• **Prompt**
Here are records with pictures in them. Copy all of them exactly and leave the pictures out.

• **Extracted data**
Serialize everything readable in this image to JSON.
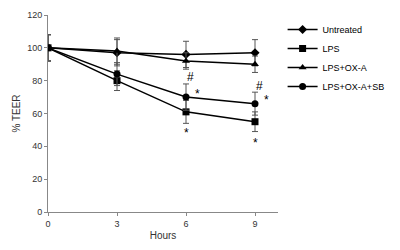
{
  "chart_data": {
    "type": "line",
    "x_label": "Hours",
    "y_label": "% TEER",
    "x": [
      0,
      3,
      6,
      9
    ],
    "xlim": [
      0,
      10
    ],
    "xticks": [
      0,
      3,
      6,
      9
    ],
    "ylim": [
      0,
      120
    ],
    "yticks": [
      0,
      20,
      40,
      60,
      80,
      100,
      120
    ],
    "grid": false,
    "legend": "right",
    "series": [
      {
        "name": "Untreated",
        "color": "#000000",
        "marker": "diamond",
        "values": [
          100,
          97,
          96,
          97
        ],
        "errors": [
          8,
          8,
          8,
          8
        ]
      },
      {
        "name": "LPS",
        "color": "#000000",
        "marker": "square",
        "values": [
          100,
          80,
          61,
          55
        ],
        "errors": [
          8,
          6,
          7,
          6
        ]
      },
      {
        "name": "LPS+OX-A",
        "color": "#000000",
        "marker": "triangle-up",
        "values": [
          100,
          98,
          92,
          90
        ],
        "errors": [
          8,
          8,
          5,
          5
        ]
      },
      {
        "name": "LPS+OX-A+SB",
        "color": "#000000",
        "marker": "circle",
        "values": [
          100,
          84,
          70,
          66
        ],
        "errors": [
          8,
          7,
          8,
          7
        ]
      }
    ],
    "annotations": [
      {
        "text": "#",
        "x": 6.2,
        "y": 82
      },
      {
        "text": "#",
        "x": 9.2,
        "y": 77
      },
      {
        "text": "*",
        "x": 6.5,
        "y": 72
      },
      {
        "text": "*",
        "x": 9.5,
        "y": 68
      },
      {
        "text": "*",
        "x": 6,
        "y": 48
      },
      {
        "text": "*",
        "x": 9,
        "y": 42
      }
    ]
  }
}
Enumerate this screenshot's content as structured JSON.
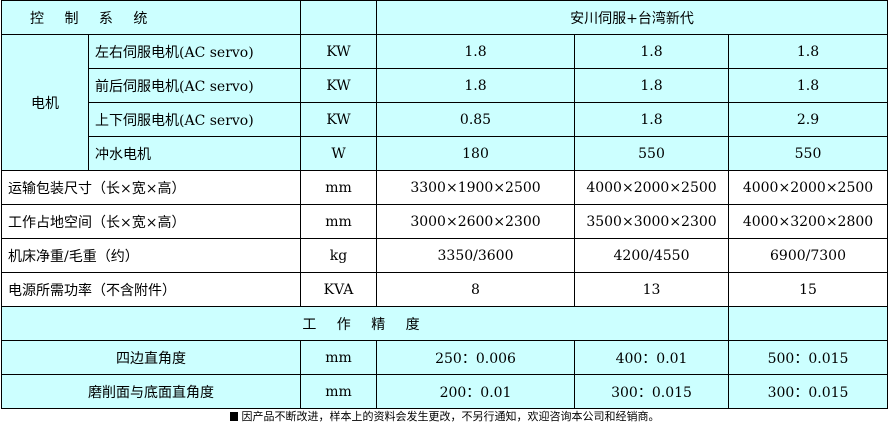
{
  "header": {
    "title": "控 制 系 统",
    "unit": "",
    "config": "安川伺服+台湾新代"
  },
  "motor": {
    "group": "电机",
    "rows": [
      {
        "name": "左右伺服电机(AC servo)",
        "unit": "KW",
        "v": [
          "1.8",
          "1.8",
          "1.8"
        ]
      },
      {
        "name": "前后伺服电机(AC servo)",
        "unit": "KW",
        "v": [
          "1.8",
          "1.8",
          "1.8"
        ]
      },
      {
        "name": "上下伺服电机(AC servo)",
        "unit": "KW",
        "v": [
          "0.85",
          "1.8",
          "2.9"
        ]
      },
      {
        "name": "冲水电机",
        "unit": "W",
        "v": [
          "180",
          "550",
          "550"
        ]
      }
    ]
  },
  "specs": [
    {
      "name": "运输包装尺寸（长×宽×高）",
      "unit": "mm",
      "v": [
        "3300×1900×2500",
        "4000×2000×2500",
        "4000×2000×2500"
      ]
    },
    {
      "name": "工作占地空间（长×宽×高）",
      "unit": "mm",
      "v": [
        "3000×2600×2300",
        "3500×3000×2300",
        "4000×3200×2800"
      ]
    },
    {
      "name": "机床净重/毛重（约）",
      "unit": "kg",
      "v": [
        "3350/3600",
        "4200/4550",
        "6900/7300"
      ]
    },
    {
      "name": "电源所需功率（不含附件）",
      "unit": "KVA",
      "v": [
        "8",
        "13",
        "15"
      ]
    }
  ],
  "precision": {
    "title": "工 作 精 度",
    "rows": [
      {
        "name": "四边直角度",
        "unit": "mm",
        "v": [
          "250：0.006",
          "400：0.01",
          "500：0.015"
        ]
      },
      {
        "name": "磨削面与底面直角度",
        "unit": "mm",
        "v": [
          "200：0.01",
          "300：0.015",
          "300：0.015"
        ]
      }
    ]
  },
  "footer": "因产品不断改进，样本上的资料会发生更改，不另行通知，欢迎咨询本公司和经销商。"
}
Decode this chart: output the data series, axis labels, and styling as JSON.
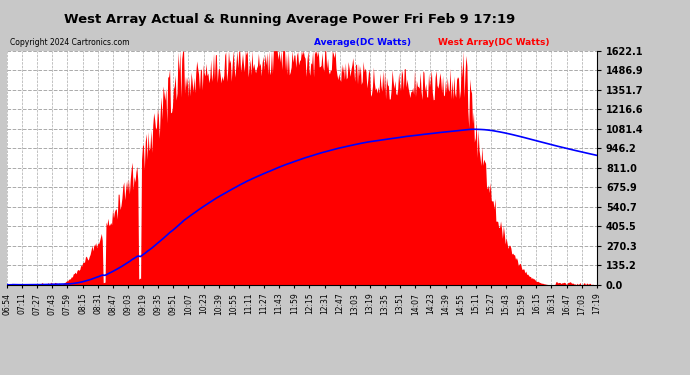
{
  "title": "West Array Actual & Running Average Power Fri Feb 9 17:19",
  "copyright": "Copyright 2024 Cartronics.com",
  "legend_avg": "Average(DC Watts)",
  "legend_west": "West Array(DC Watts)",
  "yticks": [
    0.0,
    135.2,
    270.3,
    405.5,
    540.7,
    675.9,
    811.0,
    946.2,
    1081.4,
    1216.6,
    1351.7,
    1486.9,
    1622.1
  ],
  "ymax": 1622.1,
  "background_color": "#c8c8c8",
  "plot_bg_color": "#ffffff",
  "grid_color": "#aaaaaa",
  "bar_color": "#ff0000",
  "avg_line_color": "#0000ff",
  "title_color": "#000000",
  "copyright_color": "#000000",
  "legend_avg_color": "#0000ff",
  "legend_west_color": "#ff0000",
  "xtick_labels": [
    "06:54",
    "07:11",
    "07:27",
    "07:43",
    "07:59",
    "08:15",
    "08:31",
    "08:47",
    "09:03",
    "09:19",
    "09:35",
    "09:51",
    "10:07",
    "10:23",
    "10:39",
    "10:55",
    "11:11",
    "11:27",
    "11:43",
    "11:59",
    "12:15",
    "12:31",
    "12:47",
    "13:03",
    "13:19",
    "13:35",
    "13:51",
    "14:07",
    "14:23",
    "14:39",
    "14:55",
    "15:11",
    "15:27",
    "15:43",
    "15:59",
    "16:15",
    "16:31",
    "16:47",
    "17:03",
    "17:19"
  ],
  "num_points": 632
}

• **Exercise result**
Serialize everything readable in this image to JSON.
{
  "chart_data": {
    "type": "line",
    "x_label": "Hours",
    "y_label": "% TEER",
    "x": [
      0,
      3,
      6,
      9
    ],
    "xlim": [
      0,
      10
    ],
    "xticks": [
      0,
      3,
      6,
      9
    ],
    "ylim": [
      0,
      120
    ],
    "yticks": [
      0,
      20,
      40,
      60,
      80,
      100,
      120
    ],
    "grid": false,
    "legend": "right",
    "series": [
      {
        "name": "Untreated",
        "color": "#000000",
        "marker": "diamond",
        "values": [
          100,
          97,
          96,
          97
        ],
        "errors": [
          8,
          8,
          8,
          8
        ]
      },
      {
        "name": "LPS",
        "color": "#000000",
        "marker": "square",
        "values": [
          100,
          80,
          61,
          55
        ],
        "errors": [
          8,
          6,
          7,
          6
        ]
      },
      {
        "name": "LPS+OX-A",
        "color": "#000000",
        "marker": "triangle-up",
        "values": [
          100,
          98,
          92,
          90
        ],
        "errors": [
          8,
          8,
          5,
          5
        ]
      },
      {
        "name": "LPS+OX-A+SB",
        "color": "#000000",
        "marker": "circle",
        "values": [
          100,
          84,
          70,
          66
        ],
        "errors": [
          8,
          7,
          8,
          7
        ]
      }
    ],
    "annotations": [
      {
        "text": "#",
        "x": 6.2,
        "y": 82
      },
      {
        "text": "#",
        "x": 9.2,
        "y": 77
      },
      {
        "text": "*",
        "x": 6.5,
        "y": 72
      },
      {
        "text": "*",
        "x": 9.5,
        "y": 68
      },
      {
        "text": "*",
        "x": 6,
        "y": 48
      },
      {
        "text": "*",
        "x": 9,
        "y": 42
      }
    ]
  }
}
Enumerate this screenshot's content as structured JSON.
{
  "header": {
    "title": "控 制 系 统",
    "unit": "",
    "config": "安川伺服+台湾新代"
  },
  "motor": {
    "group": "电机",
    "rows": [
      {
        "name": "左右伺服电机(AC servo)",
        "unit": "KW",
        "v": [
          "1.8",
          "1.8",
          "1.8"
        ]
      },
      {
        "name": "前后伺服电机(AC servo)",
        "unit": "KW",
        "v": [
          "1.8",
          "1.8",
          "1.8"
        ]
      },
      {
        "name": "上下伺服电机(AC servo)",
        "unit": "KW",
        "v": [
          "0.85",
          "1.8",
          "2.9"
        ]
      },
      {
        "name": "冲水电机",
        "unit": "W",
        "v": [
          "180",
          "550",
          "550"
        ]
      }
    ]
  },
  "specs": [
    {
      "name": "运输包装尺寸（长×宽×高）",
      "unit": "mm",
      "v": [
        "3300×1900×2500",
        "4000×2000×2500",
        "4000×2000×2500"
      ]
    },
    {
      "name": "工作占地空间（长×宽×高）",
      "unit": "mm",
      "v": [
        "3000×2600×2300",
        "3500×3000×2300",
        "4000×3200×2800"
      ]
    },
    {
      "name": "机床净重/毛重（约）",
      "unit": "kg",
      "v": [
        "3350/3600",
        "4200/4550",
        "6900/7300"
      ]
    },
    {
      "name": "电源所需功率（不含附件）",
      "unit": "KVA",
      "v": [
        "8",
        "13",
        "15"
      ]
    }
  ],
  "precision": {
    "title": "工 作 精 度",
    "rows": [
      {
        "name": "四边直角度",
        "unit": "mm",
        "v": [
          "250：0.006",
          "400：0.01",
          "500：0.015"
        ]
      },
      {
        "name": "磨削面与底面直角度",
        "unit": "mm",
        "v": [
          "200：0.01",
          "300：0.015",
          "300：0.015"
        ]
      }
    ]
  },
  "footer": "因产品不断改进，样本上的资料会发生更改，不另行通知，欢迎咨询本公司和经销商。"
}
Decode this chart: output the data series, axis labels, and styling as JSON.
{
  "title": "West Array Actual & Running Average Power Fri Feb 9 17:19",
  "copyright": "Copyright 2024 Cartronics.com",
  "legend_avg": "Average(DC Watts)",
  "legend_west": "West Array(DC Watts)",
  "yticks": [
    0.0,
    135.2,
    270.3,
    405.5,
    540.7,
    675.9,
    811.0,
    946.2,
    1081.4,
    1216.6,
    1351.7,
    1486.9,
    1622.1
  ],
  "ymax": 1622.1,
  "background_color": "#c8c8c8",
  "plot_bg_color": "#ffffff",
  "grid_color": "#aaaaaa",
  "bar_color": "#ff0000",
  "avg_line_color": "#0000ff",
  "title_color": "#000000",
  "copyright_color": "#000000",
  "legend_avg_color": "#0000ff",
  "legend_west_color": "#ff0000",
  "xtick_labels": [
    "06:54",
    "07:11",
    "07:27",
    "07:43",
    "07:59",
    "08:15",
    "08:31",
    "08:47",
    "09:03",
    "09:19",
    "09:35",
    "09:51",
    "10:07",
    "10:23",
    "10:39",
    "10:55",
    "11:11",
    "11:27",
    "11:43",
    "11:59",
    "12:15",
    "12:31",
    "12:47",
    "13:03",
    "13:19",
    "13:35",
    "13:51",
    "14:07",
    "14:23",
    "14:39",
    "14:55",
    "15:11",
    "15:27",
    "15:43",
    "15:59",
    "16:15",
    "16:31",
    "16:47",
    "17:03",
    "17:19"
  ],
  "num_points": 632
}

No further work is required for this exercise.